(Verilen Metin):
Endüstride rengin önemi arttıkça herkesin anlayabileceği uluslararası bir standart geliştirildi. 20. yüzyılın başlarında A.H. Munsell isimli bir ressam renk şemaları ortaya koyup tanımlamıştır. 1930 yılında kurulan CIE 1931 yılında bu şemalardan yola çıkarak ilk standart renk evrenini geliştirdi. CIE’ nin temel renk evren yapısı rengin üç boyutu ile açıklanır. Rengin üç temel öğesi vardır; Hue-Rengi, Saturation-Doygunluğu, Brigthness-Parlaklığı’ dır.




Şekil 2. Hue-dolgunluk-parlaklık sistemli renk evren modeli


Hue rengin temel yapısıdır. Rengin adı olarak da geçer. Yeşil, sarı, kırmızı gibi. Hue bir rengin diğerinden ayrılmasını sağlayan özelliktir.

(Liste):
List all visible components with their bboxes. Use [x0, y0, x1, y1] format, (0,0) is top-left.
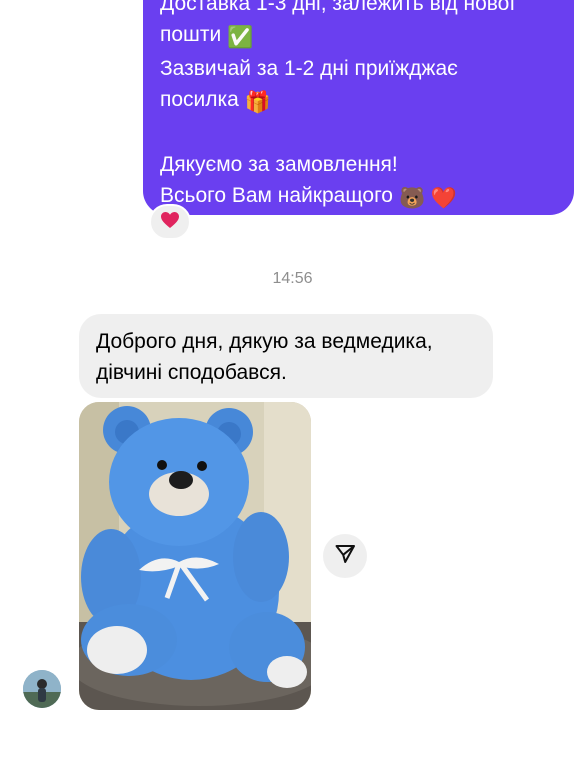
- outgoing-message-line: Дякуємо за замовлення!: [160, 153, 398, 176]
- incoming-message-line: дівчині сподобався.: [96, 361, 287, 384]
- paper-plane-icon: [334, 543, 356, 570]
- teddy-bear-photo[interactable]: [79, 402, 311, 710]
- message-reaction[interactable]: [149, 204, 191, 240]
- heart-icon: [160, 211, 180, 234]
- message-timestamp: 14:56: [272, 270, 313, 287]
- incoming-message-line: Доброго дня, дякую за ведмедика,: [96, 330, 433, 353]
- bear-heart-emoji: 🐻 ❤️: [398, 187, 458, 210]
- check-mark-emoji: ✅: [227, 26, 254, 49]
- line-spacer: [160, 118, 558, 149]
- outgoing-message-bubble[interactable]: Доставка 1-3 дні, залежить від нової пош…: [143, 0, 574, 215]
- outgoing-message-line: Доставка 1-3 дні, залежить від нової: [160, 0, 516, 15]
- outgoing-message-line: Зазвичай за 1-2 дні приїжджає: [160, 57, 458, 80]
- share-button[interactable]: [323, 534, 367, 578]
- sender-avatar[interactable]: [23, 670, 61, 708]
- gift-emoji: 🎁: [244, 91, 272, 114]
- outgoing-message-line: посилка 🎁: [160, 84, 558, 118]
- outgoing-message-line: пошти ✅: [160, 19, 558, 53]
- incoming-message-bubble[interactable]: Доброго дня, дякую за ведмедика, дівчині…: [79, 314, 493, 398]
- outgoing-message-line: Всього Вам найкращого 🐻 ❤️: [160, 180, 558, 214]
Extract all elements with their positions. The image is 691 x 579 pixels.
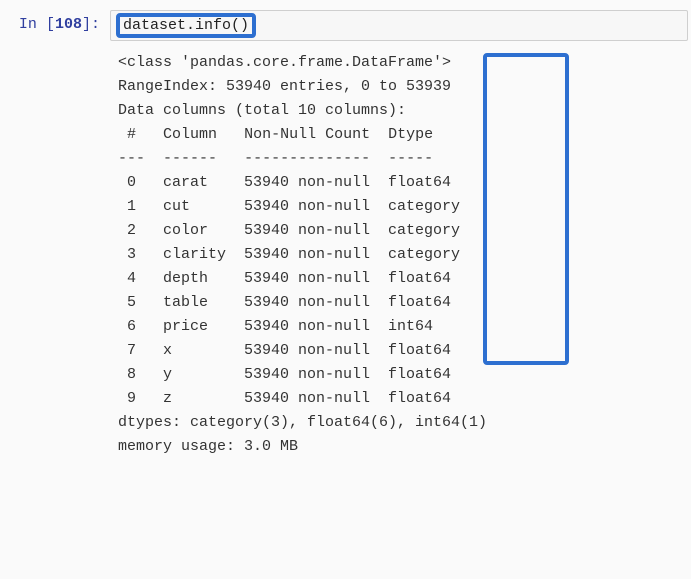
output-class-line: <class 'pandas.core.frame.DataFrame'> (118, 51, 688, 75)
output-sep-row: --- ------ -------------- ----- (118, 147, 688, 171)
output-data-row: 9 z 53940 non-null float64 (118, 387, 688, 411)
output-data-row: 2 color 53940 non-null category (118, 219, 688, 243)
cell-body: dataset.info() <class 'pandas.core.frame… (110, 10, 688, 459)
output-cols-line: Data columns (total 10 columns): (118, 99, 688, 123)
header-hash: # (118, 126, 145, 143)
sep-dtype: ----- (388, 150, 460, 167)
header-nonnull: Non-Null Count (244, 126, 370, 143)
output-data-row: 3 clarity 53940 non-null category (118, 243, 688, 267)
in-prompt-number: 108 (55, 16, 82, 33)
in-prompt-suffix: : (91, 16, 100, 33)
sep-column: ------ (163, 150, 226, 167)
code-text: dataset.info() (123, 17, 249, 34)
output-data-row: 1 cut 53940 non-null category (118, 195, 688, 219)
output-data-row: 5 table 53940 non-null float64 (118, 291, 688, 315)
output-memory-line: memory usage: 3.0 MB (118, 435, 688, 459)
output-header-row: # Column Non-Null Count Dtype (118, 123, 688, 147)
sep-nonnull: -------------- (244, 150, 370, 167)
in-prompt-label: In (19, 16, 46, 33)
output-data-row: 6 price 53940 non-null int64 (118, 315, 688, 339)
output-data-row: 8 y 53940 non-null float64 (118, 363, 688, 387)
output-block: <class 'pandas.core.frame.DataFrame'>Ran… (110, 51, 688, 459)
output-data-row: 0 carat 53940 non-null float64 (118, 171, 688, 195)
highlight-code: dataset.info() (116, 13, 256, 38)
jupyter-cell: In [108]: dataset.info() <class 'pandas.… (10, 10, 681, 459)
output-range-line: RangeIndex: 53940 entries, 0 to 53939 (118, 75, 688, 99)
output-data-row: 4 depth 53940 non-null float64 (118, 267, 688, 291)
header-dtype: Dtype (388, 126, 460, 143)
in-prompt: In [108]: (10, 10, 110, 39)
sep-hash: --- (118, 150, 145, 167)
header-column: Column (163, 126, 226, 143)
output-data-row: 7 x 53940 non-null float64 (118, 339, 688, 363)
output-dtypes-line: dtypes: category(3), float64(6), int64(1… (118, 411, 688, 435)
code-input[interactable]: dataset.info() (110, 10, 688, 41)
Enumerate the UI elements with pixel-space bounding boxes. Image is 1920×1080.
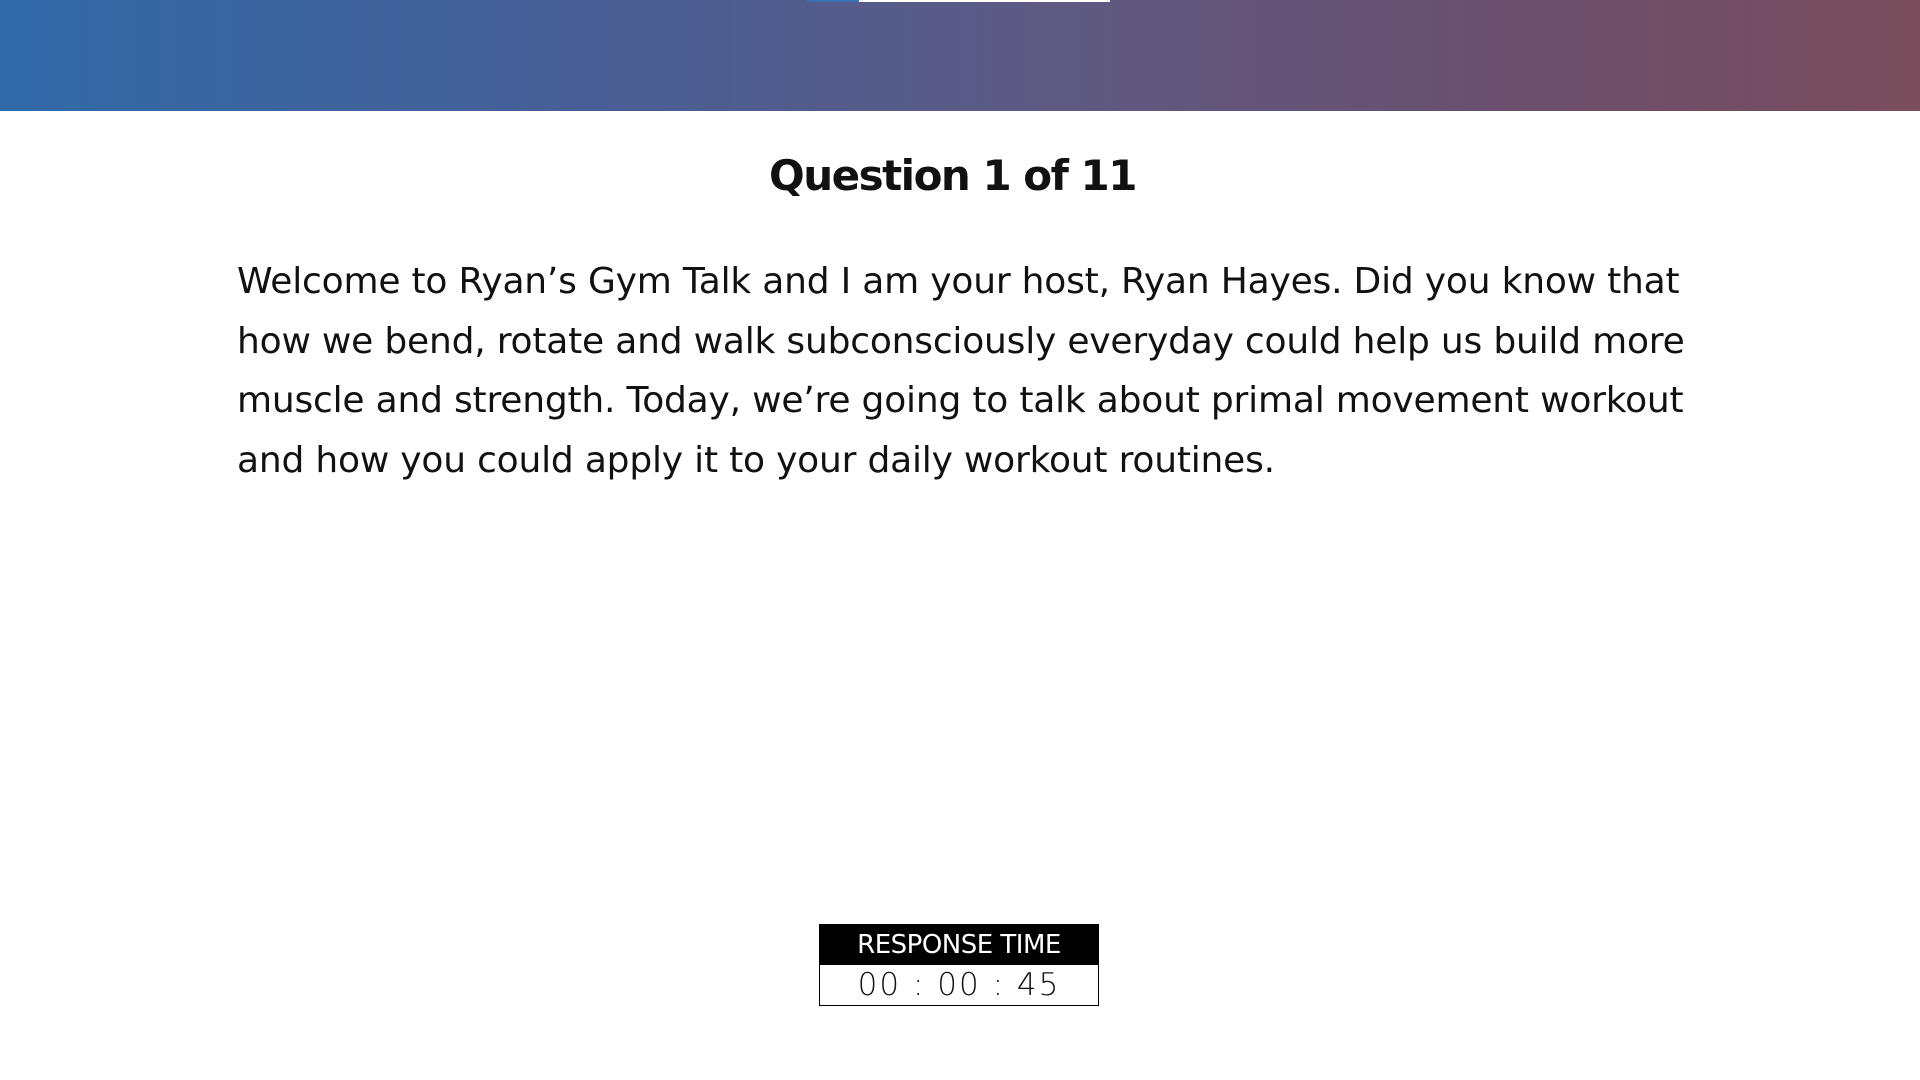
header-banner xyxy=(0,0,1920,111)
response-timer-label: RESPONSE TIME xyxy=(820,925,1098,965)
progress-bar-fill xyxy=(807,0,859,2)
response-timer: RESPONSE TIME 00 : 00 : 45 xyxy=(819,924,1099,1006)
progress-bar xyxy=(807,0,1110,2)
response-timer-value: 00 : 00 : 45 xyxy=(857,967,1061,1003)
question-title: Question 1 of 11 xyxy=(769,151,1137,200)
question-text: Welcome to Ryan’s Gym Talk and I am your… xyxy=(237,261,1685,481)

---

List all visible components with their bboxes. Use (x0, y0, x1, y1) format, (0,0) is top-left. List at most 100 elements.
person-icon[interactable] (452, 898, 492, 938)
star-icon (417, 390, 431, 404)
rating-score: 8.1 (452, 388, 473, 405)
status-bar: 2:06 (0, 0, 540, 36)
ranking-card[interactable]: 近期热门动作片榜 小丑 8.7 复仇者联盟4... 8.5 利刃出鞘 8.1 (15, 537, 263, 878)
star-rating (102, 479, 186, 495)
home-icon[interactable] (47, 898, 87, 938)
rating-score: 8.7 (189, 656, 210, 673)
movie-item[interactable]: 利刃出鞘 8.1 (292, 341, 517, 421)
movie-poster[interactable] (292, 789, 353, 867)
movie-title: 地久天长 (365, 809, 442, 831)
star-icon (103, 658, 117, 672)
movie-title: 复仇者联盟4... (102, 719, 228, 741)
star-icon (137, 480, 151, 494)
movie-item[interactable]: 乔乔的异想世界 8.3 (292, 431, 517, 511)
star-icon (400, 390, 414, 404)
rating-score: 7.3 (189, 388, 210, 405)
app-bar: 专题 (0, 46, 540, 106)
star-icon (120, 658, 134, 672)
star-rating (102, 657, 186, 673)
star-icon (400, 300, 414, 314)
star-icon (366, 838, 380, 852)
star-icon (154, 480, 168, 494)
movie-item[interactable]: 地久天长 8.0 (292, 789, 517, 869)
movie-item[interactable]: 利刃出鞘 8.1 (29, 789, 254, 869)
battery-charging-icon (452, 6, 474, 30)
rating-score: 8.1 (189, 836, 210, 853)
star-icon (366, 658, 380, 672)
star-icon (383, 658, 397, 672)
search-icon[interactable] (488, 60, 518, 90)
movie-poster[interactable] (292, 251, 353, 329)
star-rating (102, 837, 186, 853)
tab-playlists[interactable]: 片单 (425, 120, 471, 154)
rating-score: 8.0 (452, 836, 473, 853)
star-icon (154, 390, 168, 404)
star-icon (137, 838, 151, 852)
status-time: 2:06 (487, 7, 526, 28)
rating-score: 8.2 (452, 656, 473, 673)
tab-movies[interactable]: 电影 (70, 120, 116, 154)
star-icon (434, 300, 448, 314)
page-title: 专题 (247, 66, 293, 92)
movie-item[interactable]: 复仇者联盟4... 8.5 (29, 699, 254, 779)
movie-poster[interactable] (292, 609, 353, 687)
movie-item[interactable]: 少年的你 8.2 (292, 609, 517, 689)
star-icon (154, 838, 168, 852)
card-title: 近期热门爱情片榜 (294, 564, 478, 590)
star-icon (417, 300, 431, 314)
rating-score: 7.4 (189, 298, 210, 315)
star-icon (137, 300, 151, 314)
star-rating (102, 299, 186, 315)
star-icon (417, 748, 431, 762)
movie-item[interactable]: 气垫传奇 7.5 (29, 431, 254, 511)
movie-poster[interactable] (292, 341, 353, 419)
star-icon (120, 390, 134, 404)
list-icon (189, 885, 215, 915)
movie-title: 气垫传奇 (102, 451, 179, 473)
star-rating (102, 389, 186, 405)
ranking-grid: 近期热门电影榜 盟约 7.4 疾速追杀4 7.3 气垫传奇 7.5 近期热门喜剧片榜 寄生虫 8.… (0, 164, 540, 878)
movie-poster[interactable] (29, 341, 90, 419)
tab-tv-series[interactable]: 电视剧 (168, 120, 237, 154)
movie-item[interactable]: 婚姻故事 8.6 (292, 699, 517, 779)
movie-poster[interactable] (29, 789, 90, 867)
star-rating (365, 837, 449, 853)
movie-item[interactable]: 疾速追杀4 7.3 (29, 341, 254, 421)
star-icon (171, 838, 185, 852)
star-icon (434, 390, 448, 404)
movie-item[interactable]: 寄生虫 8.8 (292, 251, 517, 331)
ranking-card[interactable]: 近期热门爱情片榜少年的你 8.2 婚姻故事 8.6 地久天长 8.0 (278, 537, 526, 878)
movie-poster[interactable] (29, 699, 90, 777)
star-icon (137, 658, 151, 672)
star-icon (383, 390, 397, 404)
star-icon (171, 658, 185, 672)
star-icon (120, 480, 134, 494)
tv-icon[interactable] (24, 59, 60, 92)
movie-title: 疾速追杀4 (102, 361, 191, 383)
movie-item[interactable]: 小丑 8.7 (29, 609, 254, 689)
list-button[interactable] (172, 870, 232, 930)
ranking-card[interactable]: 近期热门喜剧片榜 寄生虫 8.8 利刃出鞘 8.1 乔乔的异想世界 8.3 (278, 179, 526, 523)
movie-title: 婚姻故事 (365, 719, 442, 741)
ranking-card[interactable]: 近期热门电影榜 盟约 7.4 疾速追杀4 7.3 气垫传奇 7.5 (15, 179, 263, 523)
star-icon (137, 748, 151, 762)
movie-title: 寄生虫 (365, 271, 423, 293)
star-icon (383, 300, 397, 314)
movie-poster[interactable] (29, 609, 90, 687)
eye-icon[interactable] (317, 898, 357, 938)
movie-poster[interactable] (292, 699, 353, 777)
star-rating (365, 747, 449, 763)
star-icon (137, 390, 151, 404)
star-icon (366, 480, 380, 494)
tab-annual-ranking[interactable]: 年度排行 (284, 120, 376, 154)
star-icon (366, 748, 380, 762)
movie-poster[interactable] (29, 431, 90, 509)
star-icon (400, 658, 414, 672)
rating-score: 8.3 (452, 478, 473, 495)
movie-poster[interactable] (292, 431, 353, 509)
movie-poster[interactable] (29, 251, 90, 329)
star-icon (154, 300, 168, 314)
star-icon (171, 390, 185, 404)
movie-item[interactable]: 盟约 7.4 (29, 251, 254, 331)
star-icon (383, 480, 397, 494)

--

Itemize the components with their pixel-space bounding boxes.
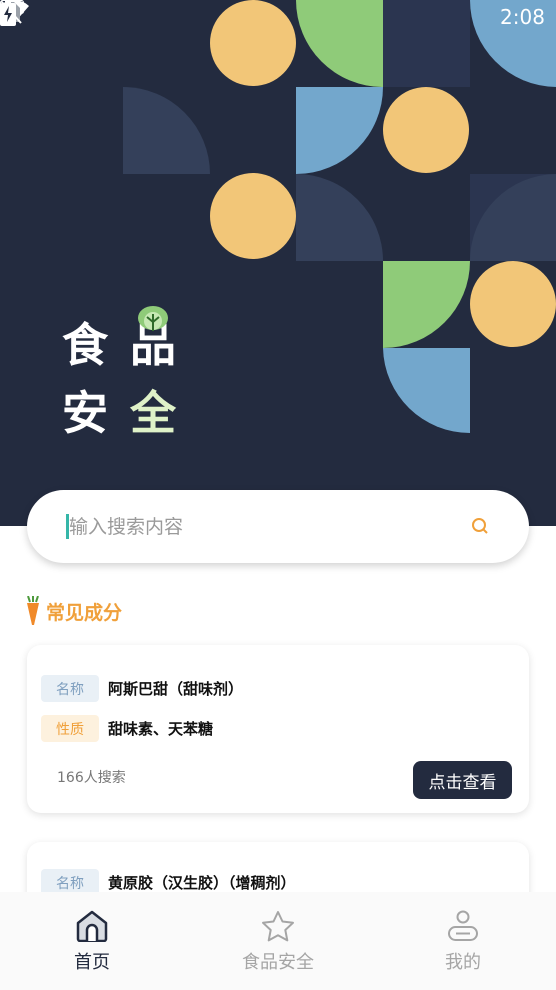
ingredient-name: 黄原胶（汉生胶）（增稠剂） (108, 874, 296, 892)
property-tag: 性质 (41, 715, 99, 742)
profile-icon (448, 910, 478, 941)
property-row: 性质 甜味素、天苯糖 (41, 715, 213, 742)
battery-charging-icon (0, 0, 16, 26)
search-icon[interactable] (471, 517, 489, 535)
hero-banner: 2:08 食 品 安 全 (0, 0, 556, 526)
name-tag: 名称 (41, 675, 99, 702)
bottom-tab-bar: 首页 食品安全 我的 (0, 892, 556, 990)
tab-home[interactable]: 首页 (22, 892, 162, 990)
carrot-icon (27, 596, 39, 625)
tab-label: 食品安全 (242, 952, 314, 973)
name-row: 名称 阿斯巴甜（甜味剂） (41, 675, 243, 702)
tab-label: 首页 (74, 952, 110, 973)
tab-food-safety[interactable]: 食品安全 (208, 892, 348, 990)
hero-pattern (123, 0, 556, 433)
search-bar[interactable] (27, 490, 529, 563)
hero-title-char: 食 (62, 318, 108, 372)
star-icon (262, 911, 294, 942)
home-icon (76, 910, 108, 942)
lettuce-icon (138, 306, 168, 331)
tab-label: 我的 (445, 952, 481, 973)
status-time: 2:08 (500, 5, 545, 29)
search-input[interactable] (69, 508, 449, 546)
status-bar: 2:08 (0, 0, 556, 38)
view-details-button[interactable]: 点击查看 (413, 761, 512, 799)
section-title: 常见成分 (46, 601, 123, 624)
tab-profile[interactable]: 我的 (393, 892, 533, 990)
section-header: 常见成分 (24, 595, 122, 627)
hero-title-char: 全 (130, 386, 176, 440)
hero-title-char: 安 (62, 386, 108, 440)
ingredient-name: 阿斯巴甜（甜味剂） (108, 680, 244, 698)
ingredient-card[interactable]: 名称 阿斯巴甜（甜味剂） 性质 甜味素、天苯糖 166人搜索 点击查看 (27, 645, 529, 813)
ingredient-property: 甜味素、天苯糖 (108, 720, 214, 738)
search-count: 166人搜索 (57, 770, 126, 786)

(Görev Yönergeleri):
(a) Renk standardıyla ilgili metne göre CIE ilk standart renk evrenini hangi yıl geliştirmiştir?
(b) Renk standardıyla ilgili metni iki cümleyle özetleyiniz.

(Problem Çözümleri):
(a) 1931 yılında.

(b) Endüstride rengin önemi arttıkça uluslararası bir standart geliştirilmiş ve CIE, 1931'de ressam A.H. Munsell'in 20. yüzyıl başlarında tanımladığı renk şemalarından yola çıkarak ilk standart renk evrenini oluşturmuştur. Bu yapıda renk; hue (renk), doygunluk ve parlaklık olmak üzere üç temel öğeyle açıklanır; hue, bir rengi diğerinden ayıran temel özelliktir.